### WHAT THE TASK REQUIRES
From the records below, pull each line that has "Graf".

### INPUT RECORDS
-- start --

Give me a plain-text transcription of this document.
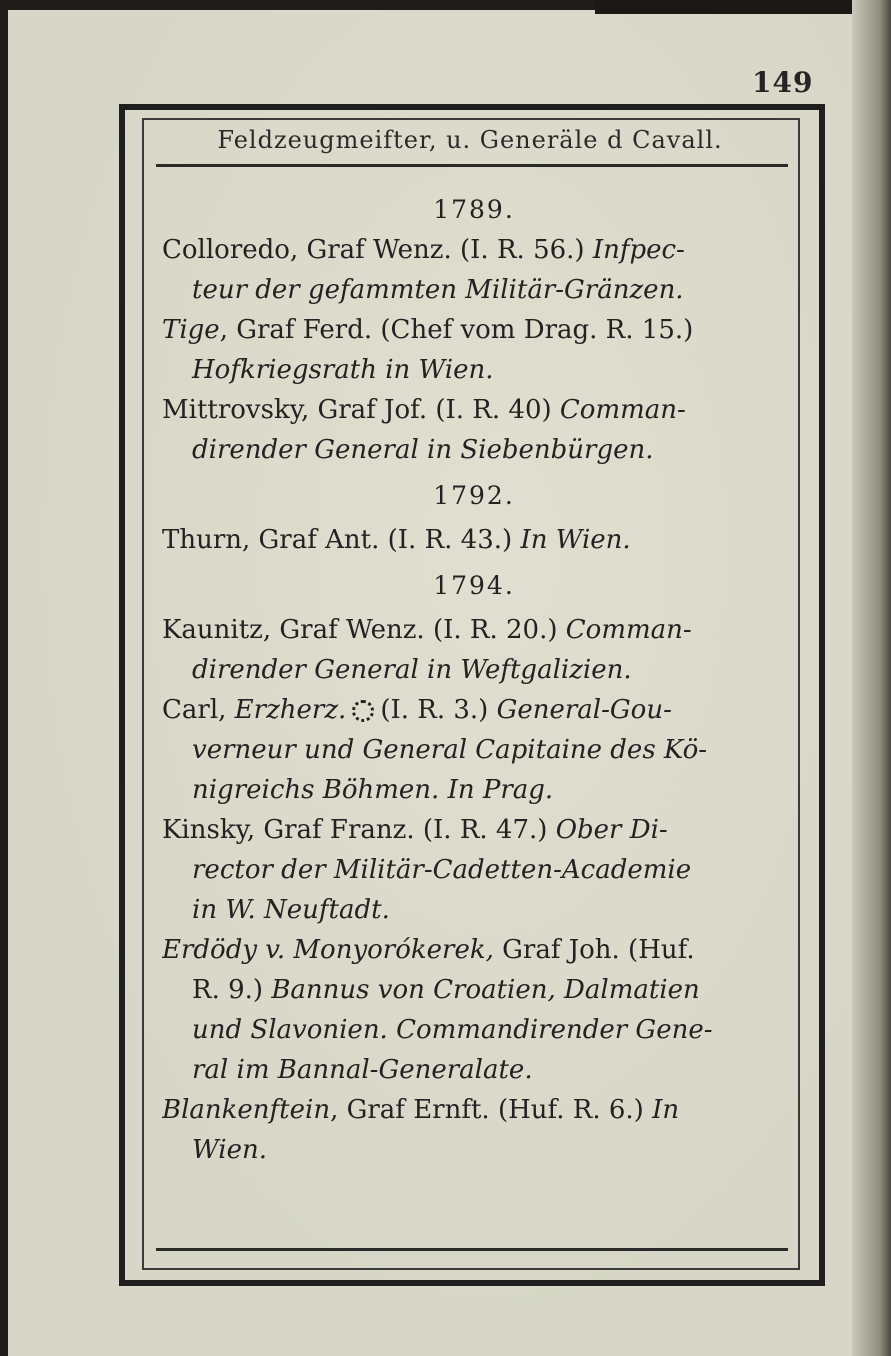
149
Feldzeugmeifter, u. Generäle d Cavall.
1789.
Colloredo, Graf Wenz. (I. R. 56.) Infpec-
teur der gefammten Militär-Gränzen.
Tige, Graf Ferd. (Chef vom Drag. R. 15.)
Hofkriegsrath in Wien.
Mittrovsky, Graf Jof. (I. R. 40) Comman-
dirender General in Siebenbürgen.
1792.
Thurn, Graf Ant. (I. R. 43.) In Wien.
1794.
Kaunitz, Graf Wenz. (I. R. 20.) Comman-
dirender General in Weftgalizien.
Carl, Erzherz. (I. R. 3.) General-Gou-
verneur und General Capitaine des Kö-
nigreichs Böhmen. In Prag.
Kinsky, Graf Franz. (I. R. 47.) Ober Di-
rector der Militär-Cadetten-Academie
in W. Neuftadt.
Erdödy v. Monyorókerek, Graf Joh. (Huf.
R. 9.) Bannus von Croatien, Dalmatien
und Slavonien. Commandirender Gene-
ral im Bannal-Generalate.
Blankenftein, Graf Ernft. (Huf. R. 6.) In
Wien.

-- end --

### RESPONSE TO THIS EXERCISE
Colloredo, Graf Wenz. (I. R. 56.) Infpec-
Tige, Graf Ferd. (Chef vom Drag. R. 15.)
Mittrovsky, Graf Jof. (I. R. 40) Comman-
Thurn, Graf Ant. (I. R. 43.) In Wien.
Kaunitz, Graf Wenz. (I. R. 20.) Comman-
Kinsky, Graf Franz. (I. R. 47.) Ober Di-
Erdödy v. Monyorókerek, Graf Joh. (Huf.
Blankenftein, Graf Ernft. (Huf. R. 6.) In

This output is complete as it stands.